• **WRITTEN TASK**:
Search the data for the word "this" and copy every line that contains it.

start GIVEN DATA

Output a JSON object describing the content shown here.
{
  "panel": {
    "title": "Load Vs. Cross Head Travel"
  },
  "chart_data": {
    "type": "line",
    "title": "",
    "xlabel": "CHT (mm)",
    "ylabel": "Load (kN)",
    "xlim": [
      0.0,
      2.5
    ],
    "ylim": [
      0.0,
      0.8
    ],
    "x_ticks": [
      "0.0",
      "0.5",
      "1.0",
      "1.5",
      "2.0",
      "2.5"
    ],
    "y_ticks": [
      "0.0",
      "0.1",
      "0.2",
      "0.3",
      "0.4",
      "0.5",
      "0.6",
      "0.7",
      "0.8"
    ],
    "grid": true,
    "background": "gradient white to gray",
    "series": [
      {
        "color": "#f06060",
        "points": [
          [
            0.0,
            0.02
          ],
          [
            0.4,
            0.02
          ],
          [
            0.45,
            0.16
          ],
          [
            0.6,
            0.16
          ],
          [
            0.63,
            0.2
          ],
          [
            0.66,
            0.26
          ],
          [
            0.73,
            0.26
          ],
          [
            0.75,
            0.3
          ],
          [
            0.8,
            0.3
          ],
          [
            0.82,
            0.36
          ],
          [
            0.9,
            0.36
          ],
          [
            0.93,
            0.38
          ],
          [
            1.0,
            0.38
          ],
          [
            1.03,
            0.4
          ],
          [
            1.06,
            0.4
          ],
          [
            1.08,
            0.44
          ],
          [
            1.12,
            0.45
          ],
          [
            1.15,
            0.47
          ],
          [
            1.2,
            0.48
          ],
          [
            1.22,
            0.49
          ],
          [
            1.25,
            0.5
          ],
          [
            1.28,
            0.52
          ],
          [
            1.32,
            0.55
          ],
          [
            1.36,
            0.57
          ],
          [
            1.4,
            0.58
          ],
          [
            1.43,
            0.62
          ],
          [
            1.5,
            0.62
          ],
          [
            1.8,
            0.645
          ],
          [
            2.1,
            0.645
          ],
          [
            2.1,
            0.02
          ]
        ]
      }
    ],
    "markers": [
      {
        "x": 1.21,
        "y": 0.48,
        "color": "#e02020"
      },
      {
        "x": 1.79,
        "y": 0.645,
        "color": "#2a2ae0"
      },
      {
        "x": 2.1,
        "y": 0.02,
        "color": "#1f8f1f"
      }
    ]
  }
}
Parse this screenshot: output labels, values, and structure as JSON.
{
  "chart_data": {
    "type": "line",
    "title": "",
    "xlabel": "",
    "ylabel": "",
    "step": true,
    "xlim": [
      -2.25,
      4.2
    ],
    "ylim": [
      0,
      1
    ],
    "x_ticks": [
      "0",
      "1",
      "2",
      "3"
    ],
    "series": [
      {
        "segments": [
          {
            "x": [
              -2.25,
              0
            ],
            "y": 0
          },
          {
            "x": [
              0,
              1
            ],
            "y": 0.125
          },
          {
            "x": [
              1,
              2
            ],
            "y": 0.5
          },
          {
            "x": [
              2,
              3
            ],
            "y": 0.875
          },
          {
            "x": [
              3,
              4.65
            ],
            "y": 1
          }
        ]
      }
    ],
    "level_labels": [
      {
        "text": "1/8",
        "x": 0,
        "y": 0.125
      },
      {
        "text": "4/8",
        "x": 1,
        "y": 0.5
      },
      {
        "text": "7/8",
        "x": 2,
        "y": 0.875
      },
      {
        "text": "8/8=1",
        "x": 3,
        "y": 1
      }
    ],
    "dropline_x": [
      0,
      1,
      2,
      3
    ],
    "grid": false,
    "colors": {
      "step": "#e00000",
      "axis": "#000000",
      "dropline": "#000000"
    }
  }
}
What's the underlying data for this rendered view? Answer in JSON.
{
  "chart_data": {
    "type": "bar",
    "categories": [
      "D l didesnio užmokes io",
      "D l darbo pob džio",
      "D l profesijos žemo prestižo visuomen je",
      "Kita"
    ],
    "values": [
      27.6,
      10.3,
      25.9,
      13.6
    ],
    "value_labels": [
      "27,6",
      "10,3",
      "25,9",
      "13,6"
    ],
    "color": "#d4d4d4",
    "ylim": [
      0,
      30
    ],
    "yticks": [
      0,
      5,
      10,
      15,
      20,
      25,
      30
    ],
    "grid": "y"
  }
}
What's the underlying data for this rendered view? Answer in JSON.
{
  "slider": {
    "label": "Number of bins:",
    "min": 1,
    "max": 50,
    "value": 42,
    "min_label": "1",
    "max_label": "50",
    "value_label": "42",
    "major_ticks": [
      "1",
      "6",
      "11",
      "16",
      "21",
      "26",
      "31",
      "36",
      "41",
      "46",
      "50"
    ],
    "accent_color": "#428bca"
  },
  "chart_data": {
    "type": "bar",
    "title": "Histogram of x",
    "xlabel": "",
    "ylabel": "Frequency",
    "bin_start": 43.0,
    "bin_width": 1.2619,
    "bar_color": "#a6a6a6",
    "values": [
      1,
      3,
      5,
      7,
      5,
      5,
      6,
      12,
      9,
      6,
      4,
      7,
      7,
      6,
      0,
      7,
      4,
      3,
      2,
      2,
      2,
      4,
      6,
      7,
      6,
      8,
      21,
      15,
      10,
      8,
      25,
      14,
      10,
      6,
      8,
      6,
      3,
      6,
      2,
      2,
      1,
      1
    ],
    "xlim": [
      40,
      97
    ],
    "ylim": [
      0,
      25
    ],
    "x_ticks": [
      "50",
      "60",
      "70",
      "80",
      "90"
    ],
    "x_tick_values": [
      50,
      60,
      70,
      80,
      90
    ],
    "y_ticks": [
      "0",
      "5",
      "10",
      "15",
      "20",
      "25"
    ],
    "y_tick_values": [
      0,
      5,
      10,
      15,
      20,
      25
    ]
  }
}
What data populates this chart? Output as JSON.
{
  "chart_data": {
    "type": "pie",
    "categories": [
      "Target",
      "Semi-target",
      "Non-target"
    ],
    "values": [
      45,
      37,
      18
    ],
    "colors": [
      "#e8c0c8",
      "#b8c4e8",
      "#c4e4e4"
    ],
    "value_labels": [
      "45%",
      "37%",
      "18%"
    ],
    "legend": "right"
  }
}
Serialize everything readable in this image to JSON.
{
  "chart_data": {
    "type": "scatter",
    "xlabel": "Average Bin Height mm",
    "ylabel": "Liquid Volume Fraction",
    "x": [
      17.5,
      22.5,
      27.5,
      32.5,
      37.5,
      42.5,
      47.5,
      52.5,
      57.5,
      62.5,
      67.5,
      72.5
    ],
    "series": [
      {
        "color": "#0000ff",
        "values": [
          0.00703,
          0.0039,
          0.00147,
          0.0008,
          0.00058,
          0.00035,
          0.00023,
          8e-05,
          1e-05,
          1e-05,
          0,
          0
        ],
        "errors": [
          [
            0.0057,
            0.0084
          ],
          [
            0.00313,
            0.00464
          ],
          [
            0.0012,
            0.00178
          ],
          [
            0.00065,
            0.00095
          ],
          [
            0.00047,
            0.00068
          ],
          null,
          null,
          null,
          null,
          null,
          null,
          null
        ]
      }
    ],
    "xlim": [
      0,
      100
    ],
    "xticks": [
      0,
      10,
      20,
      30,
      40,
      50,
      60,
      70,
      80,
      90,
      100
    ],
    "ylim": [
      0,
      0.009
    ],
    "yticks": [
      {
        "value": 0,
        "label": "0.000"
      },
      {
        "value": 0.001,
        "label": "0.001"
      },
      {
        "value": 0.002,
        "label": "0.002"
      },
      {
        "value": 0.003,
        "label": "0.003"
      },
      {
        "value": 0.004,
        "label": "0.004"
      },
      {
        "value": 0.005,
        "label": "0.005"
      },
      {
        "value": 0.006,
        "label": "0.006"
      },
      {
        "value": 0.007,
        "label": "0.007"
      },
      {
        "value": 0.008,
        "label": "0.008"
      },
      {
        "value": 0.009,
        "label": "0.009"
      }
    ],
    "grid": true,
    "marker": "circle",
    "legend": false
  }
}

end GIVEN DATA

• **TASK OUTPUT**:
Parse this screenshot: output labels, values, and structure as JSON.
What's the underlying data for this rendered view? Answer in JSON.
What's the underlying data for this rendered view? Answer in JSON.
What data populates this chart? Output as JSON.
Serialize everything readable in this image to JSON.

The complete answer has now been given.